Tell how many lines in the data below hold the string "ylabel"; give nothing but the number.

**** Source records ****

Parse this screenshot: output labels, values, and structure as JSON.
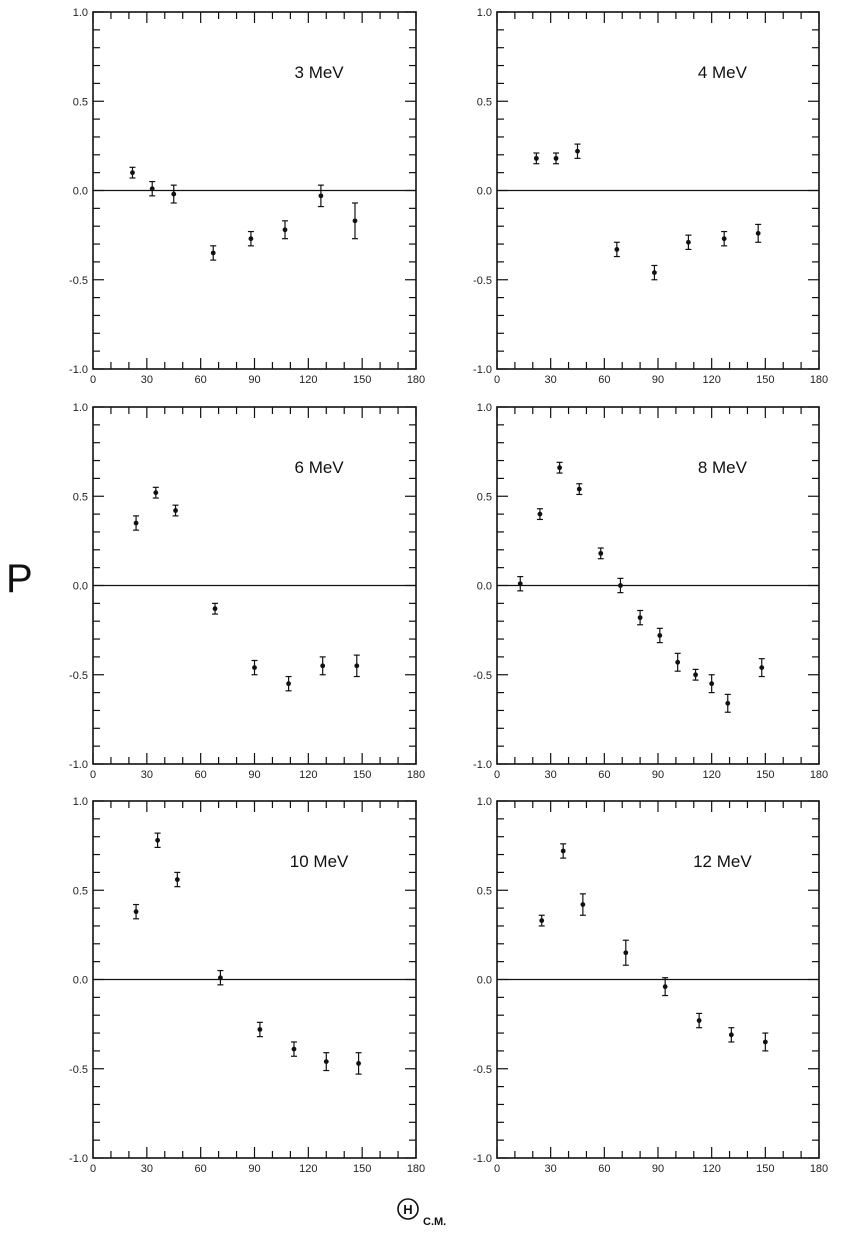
{
  "figure": {
    "ylabel": "P",
    "xlabel_symbol": "H",
    "xlabel_subscript": "C.M."
  },
  "chart_data": [
    {
      "type": "scatter",
      "annotation": "3 MeV",
      "xlim": [
        0,
        180
      ],
      "ylim": [
        -1.0,
        1.0
      ],
      "xticks": [
        0,
        30,
        60,
        90,
        120,
        150,
        180
      ],
      "yticks": [
        -1.0,
        -0.5,
        0.0,
        0.5,
        1.0
      ],
      "xtick_labels": [
        "0",
        "30",
        "60",
        "90",
        "120",
        "150",
        "180"
      ],
      "ytick_labels": [
        "-1.0",
        "-0.5",
        "0.0",
        "0.5",
        "1.0"
      ],
      "points": [
        {
          "x": 22,
          "y": 0.1,
          "err": 0.03
        },
        {
          "x": 33,
          "y": 0.01,
          "err": 0.04
        },
        {
          "x": 45,
          "y": -0.02,
          "err": 0.05
        },
        {
          "x": 67,
          "y": -0.35,
          "err": 0.04
        },
        {
          "x": 88,
          "y": -0.27,
          "err": 0.04
        },
        {
          "x": 107,
          "y": -0.22,
          "err": 0.05
        },
        {
          "x": 127,
          "y": -0.03,
          "err": 0.06
        },
        {
          "x": 146,
          "y": -0.17,
          "err": 0.1
        }
      ]
    },
    {
      "type": "scatter",
      "annotation": "4 MeV",
      "xlim": [
        0,
        180
      ],
      "ylim": [
        -1.0,
        1.0
      ],
      "xticks": [
        0,
        30,
        60,
        90,
        120,
        150,
        180
      ],
      "yticks": [
        -1.0,
        -0.5,
        0.0,
        0.5,
        1.0
      ],
      "xtick_labels": [
        "0",
        "30",
        "60",
        "90",
        "120",
        "150",
        "180"
      ],
      "ytick_labels": [
        "-1.0",
        "-0.5",
        "0.0",
        "0.5",
        "1.0"
      ],
      "points": [
        {
          "x": 22,
          "y": 0.18,
          "err": 0.03
        },
        {
          "x": 33,
          "y": 0.18,
          "err": 0.03
        },
        {
          "x": 45,
          "y": 0.22,
          "err": 0.04
        },
        {
          "x": 67,
          "y": -0.33,
          "err": 0.04
        },
        {
          "x": 88,
          "y": -0.46,
          "err": 0.04
        },
        {
          "x": 107,
          "y": -0.29,
          "err": 0.04
        },
        {
          "x": 127,
          "y": -0.27,
          "err": 0.04
        },
        {
          "x": 146,
          "y": -0.24,
          "err": 0.05
        }
      ]
    },
    {
      "type": "scatter",
      "annotation": "6 MeV",
      "xlim": [
        0,
        180
      ],
      "ylim": [
        -1.0,
        1.0
      ],
      "xticks": [
        0,
        30,
        60,
        90,
        120,
        150,
        180
      ],
      "yticks": [
        -1.0,
        -0.5,
        0.0,
        0.5,
        1.0
      ],
      "xtick_labels": [
        "0",
        "30",
        "60",
        "90",
        "120",
        "150",
        "180"
      ],
      "ytick_labels": [
        "-1.0",
        "-0.5",
        "0.0",
        "0.5",
        "1.0"
      ],
      "points": [
        {
          "x": 24,
          "y": 0.35,
          "err": 0.04
        },
        {
          "x": 35,
          "y": 0.52,
          "err": 0.03
        },
        {
          "x": 46,
          "y": 0.42,
          "err": 0.03
        },
        {
          "x": 68,
          "y": -0.13,
          "err": 0.03
        },
        {
          "x": 90,
          "y": -0.46,
          "err": 0.04
        },
        {
          "x": 109,
          "y": -0.55,
          "err": 0.04
        },
        {
          "x": 128,
          "y": -0.45,
          "err": 0.05
        },
        {
          "x": 147,
          "y": -0.45,
          "err": 0.06
        }
      ]
    },
    {
      "type": "scatter",
      "annotation": "8 MeV",
      "xlim": [
        0,
        180
      ],
      "ylim": [
        -1.0,
        1.0
      ],
      "xticks": [
        0,
        30,
        60,
        90,
        120,
        150,
        180
      ],
      "yticks": [
        -1.0,
        -0.5,
        0.0,
        0.5,
        1.0
      ],
      "xtick_labels": [
        "0",
        "30",
        "60",
        "90",
        "120",
        "150",
        "180"
      ],
      "ytick_labels": [
        "-1.0",
        "-0.5",
        "0.0",
        "0.5",
        "1.0"
      ],
      "points": [
        {
          "x": 13,
          "y": 0.01,
          "err": 0.04
        },
        {
          "x": 24,
          "y": 0.4,
          "err": 0.03
        },
        {
          "x": 35,
          "y": 0.66,
          "err": 0.03
        },
        {
          "x": 46,
          "y": 0.54,
          "err": 0.03
        },
        {
          "x": 58,
          "y": 0.18,
          "err": 0.03
        },
        {
          "x": 69,
          "y": 0.0,
          "err": 0.04
        },
        {
          "x": 80,
          "y": -0.18,
          "err": 0.04
        },
        {
          "x": 91,
          "y": -0.28,
          "err": 0.04
        },
        {
          "x": 101,
          "y": -0.43,
          "err": 0.05
        },
        {
          "x": 111,
          "y": -0.5,
          "err": 0.03
        },
        {
          "x": 120,
          "y": -0.55,
          "err": 0.05
        },
        {
          "x": 129,
          "y": -0.66,
          "err": 0.05
        },
        {
          "x": 148,
          "y": -0.46,
          "err": 0.05
        }
      ]
    },
    {
      "type": "scatter",
      "annotation": "10 MeV",
      "xlim": [
        0,
        180
      ],
      "ylim": [
        -1.0,
        1.0
      ],
      "xticks": [
        0,
        30,
        60,
        90,
        120,
        150,
        180
      ],
      "yticks": [
        -1.0,
        -0.5,
        0.0,
        0.5,
        1.0
      ],
      "xtick_labels": [
        "0",
        "30",
        "60",
        "90",
        "120",
        "150",
        "180"
      ],
      "ytick_labels": [
        "-1.0",
        "-0.5",
        "0.0",
        "0.5",
        "1.0"
      ],
      "points": [
        {
          "x": 24,
          "y": 0.38,
          "err": 0.04
        },
        {
          "x": 36,
          "y": 0.78,
          "err": 0.04
        },
        {
          "x": 47,
          "y": 0.56,
          "err": 0.04
        },
        {
          "x": 71,
          "y": 0.01,
          "err": 0.04
        },
        {
          "x": 93,
          "y": -0.28,
          "err": 0.04
        },
        {
          "x": 112,
          "y": -0.39,
          "err": 0.04
        },
        {
          "x": 130,
          "y": -0.46,
          "err": 0.05
        },
        {
          "x": 148,
          "y": -0.47,
          "err": 0.06
        }
      ]
    },
    {
      "type": "scatter",
      "annotation": "12 MeV",
      "xlim": [
        0,
        180
      ],
      "ylim": [
        -1.0,
        1.0
      ],
      "xticks": [
        0,
        30,
        60,
        90,
        120,
        150,
        180
      ],
      "yticks": [
        -1.0,
        -0.5,
        0.0,
        0.5,
        1.0
      ],
      "xtick_labels": [
        "0",
        "30",
        "60",
        "90",
        "120",
        "150",
        "180"
      ],
      "ytick_labels": [
        "-1.0",
        "-0.5",
        "0.0",
        "0.5",
        "1.0"
      ],
      "points": [
        {
          "x": 25,
          "y": 0.33,
          "err": 0.03
        },
        {
          "x": 37,
          "y": 0.72,
          "err": 0.04
        },
        {
          "x": 48,
          "y": 0.42,
          "err": 0.06
        },
        {
          "x": 72,
          "y": 0.15,
          "err": 0.07
        },
        {
          "x": 94,
          "y": -0.04,
          "err": 0.05
        },
        {
          "x": 113,
          "y": -0.23,
          "err": 0.04
        },
        {
          "x": 131,
          "y": -0.31,
          "err": 0.04
        },
        {
          "x": 150,
          "y": -0.35,
          "err": 0.05
        }
      ]
    }
  ]
}
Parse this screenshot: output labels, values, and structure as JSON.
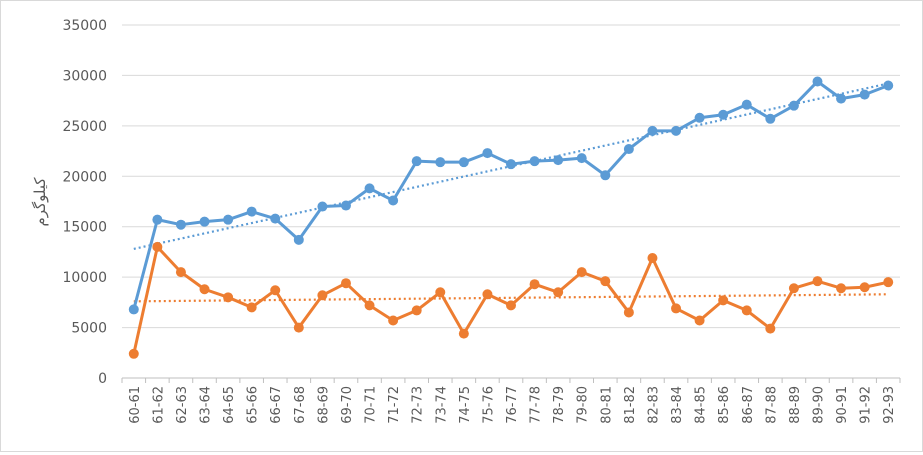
{
  "chart_data": {
    "type": "line",
    "title": "",
    "xlabel": "",
    "ylabel": "کیلوگرم",
    "ylim": [
      0,
      35000
    ],
    "yticks": [
      0,
      5000,
      10000,
      15000,
      20000,
      25000,
      30000,
      35000
    ],
    "grid": true,
    "legend": "none",
    "categories": [
      "60-61",
      "61-62",
      "62-63",
      "63-64",
      "64-65",
      "65-66",
      "66-67",
      "67-68",
      "68-69",
      "69-70",
      "70-71",
      "71-72",
      "72-73",
      "73-74",
      "74-75",
      "75-76",
      "76-77",
      "77-78",
      "78-79",
      "79-80",
      "80-81",
      "81-82",
      "82-83",
      "83-84",
      "84-85",
      "85-86",
      "86-87",
      "87-88",
      "88-89",
      "89-90",
      "90-91",
      "91-92",
      "92-93"
    ],
    "series": [
      {
        "color": "#5b9bd5",
        "values": [
          6800,
          15700,
          15200,
          15500,
          15700,
          16500,
          15800,
          13700,
          17000,
          17100,
          18800,
          17600,
          21500,
          21400,
          21400,
          22300,
          21200,
          21500,
          21600,
          21800,
          20100,
          22700,
          24500,
          24500,
          25800,
          26100,
          27100,
          25700,
          27000,
          29400,
          27700,
          28100,
          29000
        ],
        "trendline": [
          12800,
          29200
        ]
      },
      {
        "color": "#ed7d31",
        "values": [
          2400,
          13000,
          10500,
          8800,
          8000,
          7000,
          8700,
          5000,
          8200,
          9400,
          7200,
          5700,
          6700,
          8500,
          4400,
          8300,
          7200,
          9300,
          8500,
          10500,
          9600,
          6500,
          11900,
          6900,
          5700,
          7700,
          6700,
          4900,
          8900,
          9600,
          8900,
          9000,
          9500
        ],
        "trendline": [
          7600,
          8300
        ]
      }
    ]
  }
}
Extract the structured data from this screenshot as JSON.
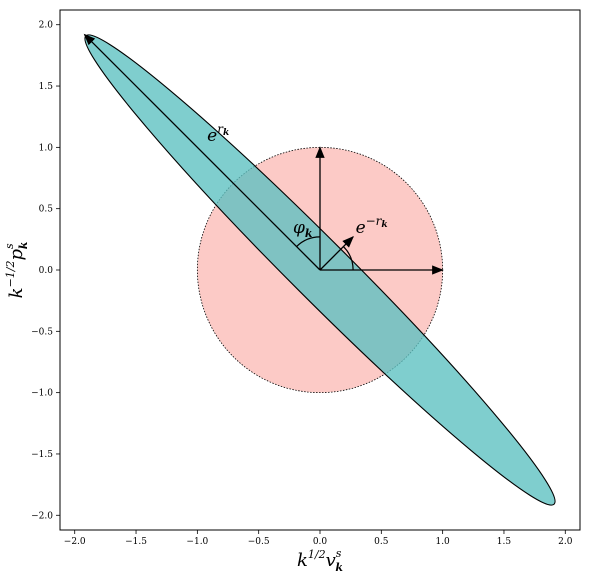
{
  "chart_data": {
    "type": "scatter",
    "title": "",
    "xlabel": "k^{1/2} v^s_k",
    "ylabel": "k^{-1/2} p^s_k",
    "xlim": [
      -2.12,
      2.12
    ],
    "ylim": [
      -2.12,
      2.12
    ],
    "x_ticks": [
      -2.0,
      -1.5,
      -1.0,
      -0.5,
      0.0,
      0.5,
      1.0,
      1.5,
      2.0
    ],
    "y_ticks": [
      -2.0,
      -1.5,
      -1.0,
      -0.5,
      0.0,
      0.5,
      1.0,
      1.5,
      2.0
    ],
    "x_tick_labels": [
      "−2.0",
      "−1.5",
      "−1.0",
      "−0.5",
      "0.0",
      "0.5",
      "1.0",
      "1.5",
      "2.0"
    ],
    "y_tick_labels": [
      "−2.0",
      "−1.5",
      "−1.0",
      "−0.5",
      "0.0",
      "0.5",
      "1.0",
      "1.5",
      "2.0"
    ],
    "grid": false,
    "shapes": {
      "circle": {
        "center": [
          0,
          0
        ],
        "radius": 1.0,
        "fill": "#fccac6",
        "edge": "#000000",
        "linestyle": "dotted"
      },
      "ellipse": {
        "center": [
          0,
          0
        ],
        "major_endpoint": [
          -1.91,
          1.91
        ],
        "semi_major": 2.7,
        "semi_minor": 0.24,
        "angle_deg": 135,
        "fill": "#5bc0c0",
        "edge": "#000000"
      }
    },
    "arrows": [
      {
        "from": [
          0,
          0
        ],
        "to": [
          1.0,
          0.0
        ]
      },
      {
        "from": [
          0,
          0
        ],
        "to": [
          0.0,
          1.0
        ]
      },
      {
        "from": [
          0,
          0
        ],
        "to": [
          -1.92,
          1.92
        ]
      },
      {
        "from": [
          0,
          0
        ],
        "to": [
          0.27,
          0.27
        ]
      }
    ],
    "arcs": [
      {
        "center": [
          0,
          0
        ],
        "radius": 0.27,
        "from_angle_deg": 0,
        "to_angle_deg": 45
      },
      {
        "center": [
          0,
          0
        ],
        "radius": 0.27,
        "from_angle_deg": 90,
        "to_angle_deg": 135
      }
    ],
    "annotations": [
      {
        "text_base": "e",
        "text_sup": "r",
        "text_sup_sub": "k",
        "at": [
          -0.92,
          1.05
        ]
      },
      {
        "text_base": "φ",
        "text_sub": "k",
        "at": [
          -0.22,
          0.3
        ]
      },
      {
        "text_base": "e",
        "text_sup": "−r",
        "text_sup_sub": "k",
        "at": [
          0.29,
          0.3
        ]
      }
    ]
  }
}
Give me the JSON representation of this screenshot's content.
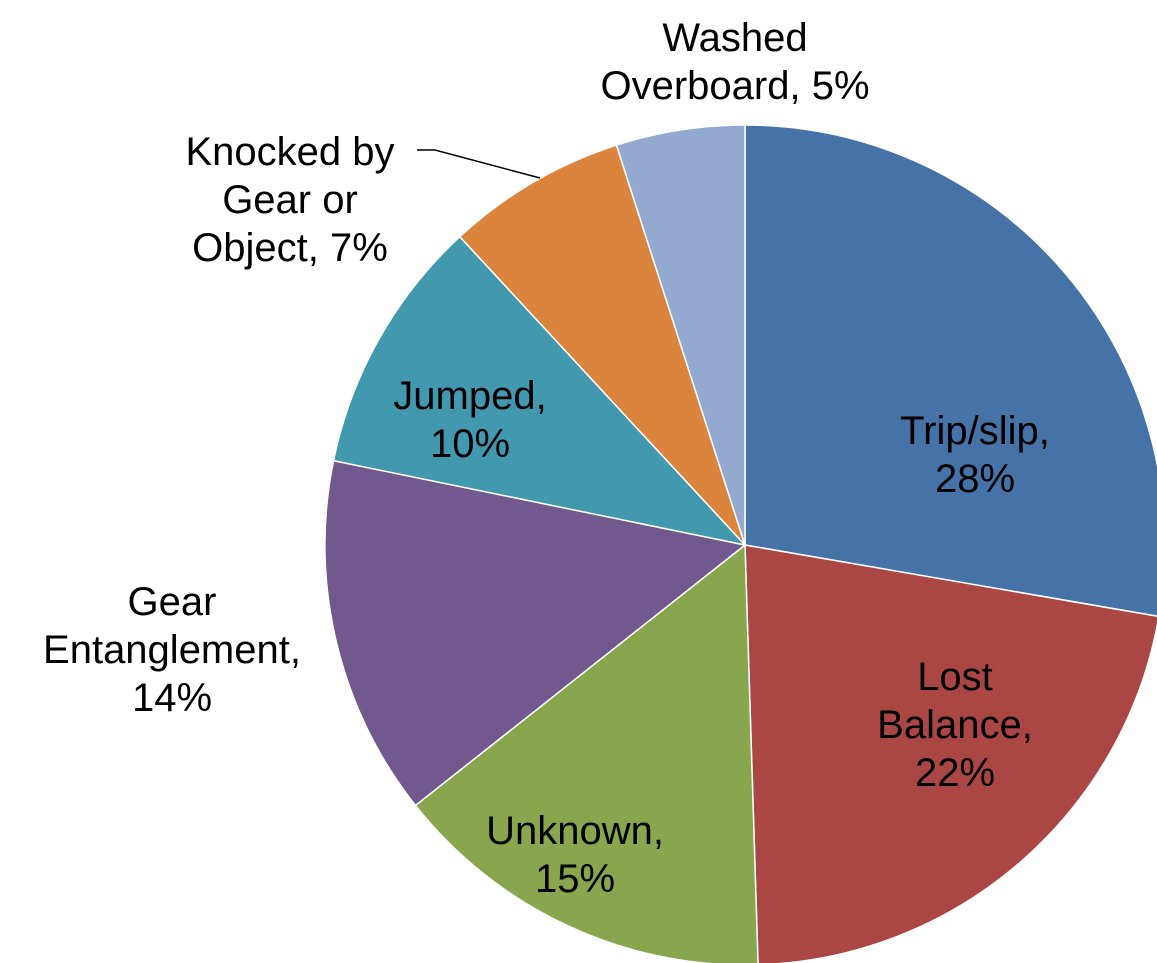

****

**Result of the exercise**
3